Start DATA LISTING
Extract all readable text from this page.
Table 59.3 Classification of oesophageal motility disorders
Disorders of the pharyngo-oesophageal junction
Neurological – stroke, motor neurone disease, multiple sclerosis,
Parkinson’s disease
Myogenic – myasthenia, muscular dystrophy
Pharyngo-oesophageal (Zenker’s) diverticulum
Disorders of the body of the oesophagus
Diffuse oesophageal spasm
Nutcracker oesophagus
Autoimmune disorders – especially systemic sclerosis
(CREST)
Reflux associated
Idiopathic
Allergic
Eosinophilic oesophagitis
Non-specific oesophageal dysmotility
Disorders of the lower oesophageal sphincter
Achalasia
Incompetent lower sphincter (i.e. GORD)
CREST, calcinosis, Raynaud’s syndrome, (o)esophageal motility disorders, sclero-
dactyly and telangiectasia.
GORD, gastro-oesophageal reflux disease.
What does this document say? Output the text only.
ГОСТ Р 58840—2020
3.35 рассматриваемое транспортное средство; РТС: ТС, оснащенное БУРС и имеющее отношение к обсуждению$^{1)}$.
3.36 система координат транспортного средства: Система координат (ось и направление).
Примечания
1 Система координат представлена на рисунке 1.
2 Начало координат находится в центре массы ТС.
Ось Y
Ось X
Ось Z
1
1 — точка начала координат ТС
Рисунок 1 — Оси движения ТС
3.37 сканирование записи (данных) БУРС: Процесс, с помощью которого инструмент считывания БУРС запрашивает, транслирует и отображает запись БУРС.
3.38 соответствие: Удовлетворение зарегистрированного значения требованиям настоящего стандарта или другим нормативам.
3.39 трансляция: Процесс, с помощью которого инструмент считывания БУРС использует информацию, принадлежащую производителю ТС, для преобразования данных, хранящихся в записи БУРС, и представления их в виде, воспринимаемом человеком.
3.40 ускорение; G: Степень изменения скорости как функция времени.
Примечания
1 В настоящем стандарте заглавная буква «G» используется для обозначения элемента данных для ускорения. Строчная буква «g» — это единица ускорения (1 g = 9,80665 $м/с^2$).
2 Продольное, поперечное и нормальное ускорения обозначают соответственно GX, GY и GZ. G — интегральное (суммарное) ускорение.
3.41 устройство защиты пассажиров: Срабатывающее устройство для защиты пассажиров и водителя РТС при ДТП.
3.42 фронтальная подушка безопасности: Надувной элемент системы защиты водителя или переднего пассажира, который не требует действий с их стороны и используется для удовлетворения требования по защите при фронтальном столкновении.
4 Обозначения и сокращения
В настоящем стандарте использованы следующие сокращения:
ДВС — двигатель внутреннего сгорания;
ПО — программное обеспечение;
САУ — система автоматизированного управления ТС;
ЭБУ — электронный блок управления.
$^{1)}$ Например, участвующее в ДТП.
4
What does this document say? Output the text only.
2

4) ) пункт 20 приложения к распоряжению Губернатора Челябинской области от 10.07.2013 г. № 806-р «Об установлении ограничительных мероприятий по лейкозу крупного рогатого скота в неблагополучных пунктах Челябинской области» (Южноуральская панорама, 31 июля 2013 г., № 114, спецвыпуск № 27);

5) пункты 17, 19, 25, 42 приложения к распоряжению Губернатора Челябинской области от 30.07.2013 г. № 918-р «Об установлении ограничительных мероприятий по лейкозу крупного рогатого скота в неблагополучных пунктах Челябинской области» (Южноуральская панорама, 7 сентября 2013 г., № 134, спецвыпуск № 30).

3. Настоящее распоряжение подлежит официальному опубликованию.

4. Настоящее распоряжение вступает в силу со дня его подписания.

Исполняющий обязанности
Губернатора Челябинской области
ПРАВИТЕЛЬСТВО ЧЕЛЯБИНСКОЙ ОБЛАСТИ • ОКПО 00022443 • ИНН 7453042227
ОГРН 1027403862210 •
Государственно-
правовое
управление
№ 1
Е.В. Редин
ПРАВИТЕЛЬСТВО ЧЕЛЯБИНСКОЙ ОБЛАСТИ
End DATA LISTING
_EXERCISE PROMPT_:
List every line above that holds the word "спецвыпуск".

_RESPONSE TO THE EXERCISE_:
4) ) пункт 20 приложения к распоряжению Губернатора Челябинской области от 10.07.2013 г. № 806-р «Об установлении ограничительных мероприятий по лейкозу крупного рогатого скота в неблагополучных пунктах Челябинской области» (Южноуральская панорама, 31 июля 2013 г., № 114, спецвыпуск № 27);
5) пункты 17, 19, 25, 42 приложения к распоряжению Губернатора Челябинской области от 30.07.2013 г. № 918-р «Об установлении ограничительных мероприятий по лейкозу крупного рогатого скота в неблагополучных пунктах Челябинской области» (Южноуральская панорама, 7 сентября 2013 г., № 134, спецвыпуск № 30).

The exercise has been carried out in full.